--- Texto em análise ---

16 - Agora a análise das "forças de divergência". A primeira: A "era dos executivos" teria gerada a curva em U, certamente sem aumento da "produtividade" ou "valor" dos mesmos, apenas preço do próprio salário que definem. Processo que estaria muito mais avançado nos EUA do que em outros países. A curva representada no Gráfico I.1 mostra a participação do décimo superior da hierarquia de distribuição de renda na renda nacional americana durante o período 1910-2010.
17 - A segunda grande força de divergência seria o "r > g". O Gráfico I.2 mostra a evolução da riqueza privada no Reino Unido, na França e na Alemanha (sob a forma de imóveis, ativos financeiros e patrimônio líquido), expressa em anos da renda nacional, para o período dos anos 1870-2010.
18 - (Em tempo... Algumas frases que ele solta sobre Marx me parecem uma leitura bem equivocada. Por exemplo: Minhas conclusões são menos apocalípticas do que as que resultam do princípio de acumulação infinita e divergência perpétua articulado por Marx (cuja teoria repousa implicitamente na hipótese de crescimento nulo da produtividade no longo prazo).

--- Dados fornecidos ---

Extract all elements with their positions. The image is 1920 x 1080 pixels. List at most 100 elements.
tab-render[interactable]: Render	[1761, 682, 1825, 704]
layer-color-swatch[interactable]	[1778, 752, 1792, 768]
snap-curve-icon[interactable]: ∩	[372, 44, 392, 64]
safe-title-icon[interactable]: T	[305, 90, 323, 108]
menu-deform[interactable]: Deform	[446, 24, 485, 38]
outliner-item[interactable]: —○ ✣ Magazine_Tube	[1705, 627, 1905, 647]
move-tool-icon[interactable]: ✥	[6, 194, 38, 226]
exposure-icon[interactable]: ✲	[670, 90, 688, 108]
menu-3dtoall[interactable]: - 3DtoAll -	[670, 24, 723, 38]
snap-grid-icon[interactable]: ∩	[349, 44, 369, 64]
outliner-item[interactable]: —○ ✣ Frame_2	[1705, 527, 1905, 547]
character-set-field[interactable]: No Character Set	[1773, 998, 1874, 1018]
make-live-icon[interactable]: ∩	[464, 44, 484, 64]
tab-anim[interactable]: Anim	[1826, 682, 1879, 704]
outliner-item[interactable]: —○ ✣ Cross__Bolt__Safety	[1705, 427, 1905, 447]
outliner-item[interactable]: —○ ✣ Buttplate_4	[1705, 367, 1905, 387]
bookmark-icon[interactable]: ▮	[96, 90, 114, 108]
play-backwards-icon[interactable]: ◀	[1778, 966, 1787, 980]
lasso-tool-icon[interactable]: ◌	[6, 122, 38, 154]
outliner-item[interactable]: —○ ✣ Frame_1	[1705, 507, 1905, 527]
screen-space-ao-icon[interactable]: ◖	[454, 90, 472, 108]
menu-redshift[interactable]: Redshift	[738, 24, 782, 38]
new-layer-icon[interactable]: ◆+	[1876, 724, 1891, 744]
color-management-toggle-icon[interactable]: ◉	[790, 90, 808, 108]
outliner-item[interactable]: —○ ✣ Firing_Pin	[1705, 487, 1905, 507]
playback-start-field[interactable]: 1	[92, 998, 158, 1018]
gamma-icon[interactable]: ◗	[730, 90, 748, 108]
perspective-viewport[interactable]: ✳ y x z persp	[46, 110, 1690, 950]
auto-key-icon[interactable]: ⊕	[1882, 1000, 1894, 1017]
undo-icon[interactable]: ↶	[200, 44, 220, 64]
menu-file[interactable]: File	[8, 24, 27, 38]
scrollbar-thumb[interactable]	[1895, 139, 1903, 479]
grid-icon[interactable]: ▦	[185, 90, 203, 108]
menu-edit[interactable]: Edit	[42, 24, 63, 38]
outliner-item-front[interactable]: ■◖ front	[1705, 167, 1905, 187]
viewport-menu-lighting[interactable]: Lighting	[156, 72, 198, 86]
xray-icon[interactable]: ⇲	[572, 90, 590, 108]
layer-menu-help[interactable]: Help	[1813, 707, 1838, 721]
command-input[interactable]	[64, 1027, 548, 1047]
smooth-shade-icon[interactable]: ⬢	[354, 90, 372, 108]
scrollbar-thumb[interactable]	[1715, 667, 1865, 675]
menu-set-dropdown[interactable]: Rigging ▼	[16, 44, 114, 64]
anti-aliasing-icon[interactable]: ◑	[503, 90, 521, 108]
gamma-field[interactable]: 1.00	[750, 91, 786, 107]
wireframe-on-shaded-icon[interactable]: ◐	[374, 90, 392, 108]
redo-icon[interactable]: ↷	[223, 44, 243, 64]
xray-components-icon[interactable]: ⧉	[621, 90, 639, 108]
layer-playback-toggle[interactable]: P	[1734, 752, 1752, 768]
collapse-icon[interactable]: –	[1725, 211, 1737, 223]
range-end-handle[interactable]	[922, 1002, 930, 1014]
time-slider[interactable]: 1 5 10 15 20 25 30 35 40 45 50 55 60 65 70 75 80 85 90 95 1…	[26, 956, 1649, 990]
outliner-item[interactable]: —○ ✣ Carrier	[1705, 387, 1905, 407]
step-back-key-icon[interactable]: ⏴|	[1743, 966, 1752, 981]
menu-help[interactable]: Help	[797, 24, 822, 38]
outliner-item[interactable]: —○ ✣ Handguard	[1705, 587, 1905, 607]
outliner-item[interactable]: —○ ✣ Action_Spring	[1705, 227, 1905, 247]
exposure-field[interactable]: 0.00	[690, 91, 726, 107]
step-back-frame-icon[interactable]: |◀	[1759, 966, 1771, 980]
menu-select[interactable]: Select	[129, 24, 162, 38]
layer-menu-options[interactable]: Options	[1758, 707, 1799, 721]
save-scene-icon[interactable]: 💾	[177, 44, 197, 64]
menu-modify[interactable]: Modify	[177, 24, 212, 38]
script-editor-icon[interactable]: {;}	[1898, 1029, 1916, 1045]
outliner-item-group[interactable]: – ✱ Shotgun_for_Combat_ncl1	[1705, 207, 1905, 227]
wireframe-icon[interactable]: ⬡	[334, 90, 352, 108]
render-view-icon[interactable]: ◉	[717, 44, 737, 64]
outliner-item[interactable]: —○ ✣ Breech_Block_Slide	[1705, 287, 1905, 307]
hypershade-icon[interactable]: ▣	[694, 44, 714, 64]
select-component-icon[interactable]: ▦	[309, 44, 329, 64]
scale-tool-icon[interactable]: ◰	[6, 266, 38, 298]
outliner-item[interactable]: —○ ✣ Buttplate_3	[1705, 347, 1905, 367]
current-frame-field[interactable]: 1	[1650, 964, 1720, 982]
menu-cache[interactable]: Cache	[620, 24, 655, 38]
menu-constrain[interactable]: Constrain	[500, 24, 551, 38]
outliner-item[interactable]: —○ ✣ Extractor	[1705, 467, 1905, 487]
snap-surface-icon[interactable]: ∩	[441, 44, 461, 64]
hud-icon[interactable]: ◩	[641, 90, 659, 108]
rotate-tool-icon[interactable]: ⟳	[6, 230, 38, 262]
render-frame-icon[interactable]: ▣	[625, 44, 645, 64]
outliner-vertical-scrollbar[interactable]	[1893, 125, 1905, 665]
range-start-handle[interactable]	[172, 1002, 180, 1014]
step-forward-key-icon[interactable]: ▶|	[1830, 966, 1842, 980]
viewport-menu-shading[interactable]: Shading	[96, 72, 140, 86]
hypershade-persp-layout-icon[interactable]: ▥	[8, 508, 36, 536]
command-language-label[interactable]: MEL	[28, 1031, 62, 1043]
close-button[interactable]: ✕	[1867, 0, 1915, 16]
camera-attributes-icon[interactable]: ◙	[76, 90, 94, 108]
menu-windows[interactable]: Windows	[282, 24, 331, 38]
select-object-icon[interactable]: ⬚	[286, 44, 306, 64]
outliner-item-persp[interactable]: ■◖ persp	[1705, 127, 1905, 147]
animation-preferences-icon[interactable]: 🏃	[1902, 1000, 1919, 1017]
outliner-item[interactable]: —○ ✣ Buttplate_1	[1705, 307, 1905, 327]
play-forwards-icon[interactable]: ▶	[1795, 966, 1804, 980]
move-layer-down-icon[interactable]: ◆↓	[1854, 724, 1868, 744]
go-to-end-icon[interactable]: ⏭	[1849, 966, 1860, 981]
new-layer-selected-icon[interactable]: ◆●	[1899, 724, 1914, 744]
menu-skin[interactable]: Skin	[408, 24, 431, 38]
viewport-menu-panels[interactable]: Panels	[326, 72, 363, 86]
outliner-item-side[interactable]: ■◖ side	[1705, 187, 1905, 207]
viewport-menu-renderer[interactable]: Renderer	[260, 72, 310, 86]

---

=== Lista de atividades ===
1 - Transcreva o trecho do texto em análise que vai de "16 - Agora a" até "dos anos 1870-2010.".
2 - Quais formas de riqueza privada o texto em análise aponta entre parênteses?
3 - Segundo o texto em análise, qual período a curva do Gráfico I.1 cobre?

=== Respostas por item ===
1 -
16 - Agora a análise das "forças de divergência". A primeira: A "era dos executivos" teria gerada a curva em U, certamente sem aumento da "produtividade" ou "valor" dos mesmos, apenas preço do próprio salário que definem. Processo que estaria muito mais avançado nos EUA do que em outros países. A curva representada no Gráfico I.1 mostra a participação do décimo superior da hierarquia de distribuição de renda na renda nacional americana durante o período 1910-2010.
17 - A segunda grande força de divergência seria o "r > g". O Gráfico I.2 mostra a evolução da riqueza privada no Reino Unido, na França e na Alemanha (sob a forma de imóveis, ativos financeiros e patrimônio líquido), expressa em anos da renda nacional, para o período dos anos 1870-2010.

2 - Imóveis, ativos financeiros e patrimônio líquido.

3 - O período 1910-2010.